**** INPUT DATA
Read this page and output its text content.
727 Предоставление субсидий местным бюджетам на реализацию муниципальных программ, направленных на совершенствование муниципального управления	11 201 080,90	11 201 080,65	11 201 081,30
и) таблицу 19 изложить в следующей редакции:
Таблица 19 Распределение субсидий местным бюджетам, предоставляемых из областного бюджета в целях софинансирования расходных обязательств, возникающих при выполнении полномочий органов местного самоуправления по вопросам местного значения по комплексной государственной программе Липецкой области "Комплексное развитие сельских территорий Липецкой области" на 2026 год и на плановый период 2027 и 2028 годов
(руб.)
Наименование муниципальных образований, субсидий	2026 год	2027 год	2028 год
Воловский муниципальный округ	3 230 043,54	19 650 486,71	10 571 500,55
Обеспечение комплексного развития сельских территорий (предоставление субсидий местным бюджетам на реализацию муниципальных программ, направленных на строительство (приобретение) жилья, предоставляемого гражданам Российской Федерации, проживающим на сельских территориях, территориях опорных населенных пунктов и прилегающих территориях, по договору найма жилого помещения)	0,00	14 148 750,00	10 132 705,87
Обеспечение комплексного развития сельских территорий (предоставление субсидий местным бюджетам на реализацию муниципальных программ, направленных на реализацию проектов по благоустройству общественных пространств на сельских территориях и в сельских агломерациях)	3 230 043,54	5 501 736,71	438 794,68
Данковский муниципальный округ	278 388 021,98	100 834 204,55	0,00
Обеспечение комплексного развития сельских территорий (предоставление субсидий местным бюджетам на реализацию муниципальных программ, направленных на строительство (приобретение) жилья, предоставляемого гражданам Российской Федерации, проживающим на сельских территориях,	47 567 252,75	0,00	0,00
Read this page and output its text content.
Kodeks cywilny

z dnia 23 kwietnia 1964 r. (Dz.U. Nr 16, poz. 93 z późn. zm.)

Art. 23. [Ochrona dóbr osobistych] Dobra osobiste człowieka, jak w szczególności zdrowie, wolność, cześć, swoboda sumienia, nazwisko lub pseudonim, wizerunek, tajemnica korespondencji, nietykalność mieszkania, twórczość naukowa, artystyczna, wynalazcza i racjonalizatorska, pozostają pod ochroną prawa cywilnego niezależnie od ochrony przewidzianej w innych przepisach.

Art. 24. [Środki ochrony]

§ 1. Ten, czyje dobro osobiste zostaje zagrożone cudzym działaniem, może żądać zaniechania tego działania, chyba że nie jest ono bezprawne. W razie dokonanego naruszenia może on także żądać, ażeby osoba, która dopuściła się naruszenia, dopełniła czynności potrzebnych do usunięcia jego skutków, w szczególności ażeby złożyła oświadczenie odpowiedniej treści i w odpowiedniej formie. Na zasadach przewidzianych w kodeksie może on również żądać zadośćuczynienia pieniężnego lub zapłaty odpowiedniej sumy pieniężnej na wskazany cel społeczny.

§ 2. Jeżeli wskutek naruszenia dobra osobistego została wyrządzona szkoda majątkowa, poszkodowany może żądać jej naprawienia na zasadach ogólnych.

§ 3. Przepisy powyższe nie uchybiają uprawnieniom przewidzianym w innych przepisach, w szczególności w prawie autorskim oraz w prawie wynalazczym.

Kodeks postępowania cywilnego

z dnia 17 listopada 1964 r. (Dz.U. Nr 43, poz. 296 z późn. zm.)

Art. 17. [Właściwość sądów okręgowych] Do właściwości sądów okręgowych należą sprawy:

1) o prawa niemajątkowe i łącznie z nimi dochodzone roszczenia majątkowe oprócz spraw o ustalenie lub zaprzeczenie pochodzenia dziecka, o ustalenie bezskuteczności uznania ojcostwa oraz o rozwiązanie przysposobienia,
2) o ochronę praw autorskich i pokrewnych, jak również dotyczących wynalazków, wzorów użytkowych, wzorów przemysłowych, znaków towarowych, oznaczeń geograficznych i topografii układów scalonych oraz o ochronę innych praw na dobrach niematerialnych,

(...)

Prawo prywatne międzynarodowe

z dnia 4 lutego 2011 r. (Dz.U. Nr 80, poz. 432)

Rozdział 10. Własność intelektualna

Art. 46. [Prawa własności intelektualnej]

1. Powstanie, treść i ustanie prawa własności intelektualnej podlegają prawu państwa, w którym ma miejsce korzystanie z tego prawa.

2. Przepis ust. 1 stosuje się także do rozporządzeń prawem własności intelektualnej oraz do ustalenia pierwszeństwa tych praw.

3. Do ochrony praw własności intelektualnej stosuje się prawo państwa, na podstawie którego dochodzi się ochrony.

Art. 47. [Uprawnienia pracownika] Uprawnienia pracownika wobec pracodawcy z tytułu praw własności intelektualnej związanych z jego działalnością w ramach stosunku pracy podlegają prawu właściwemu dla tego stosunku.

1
********
• [TASK]
Output nothing but the number of lines in the data containing the string "муниципальный".

• [REPLY]
2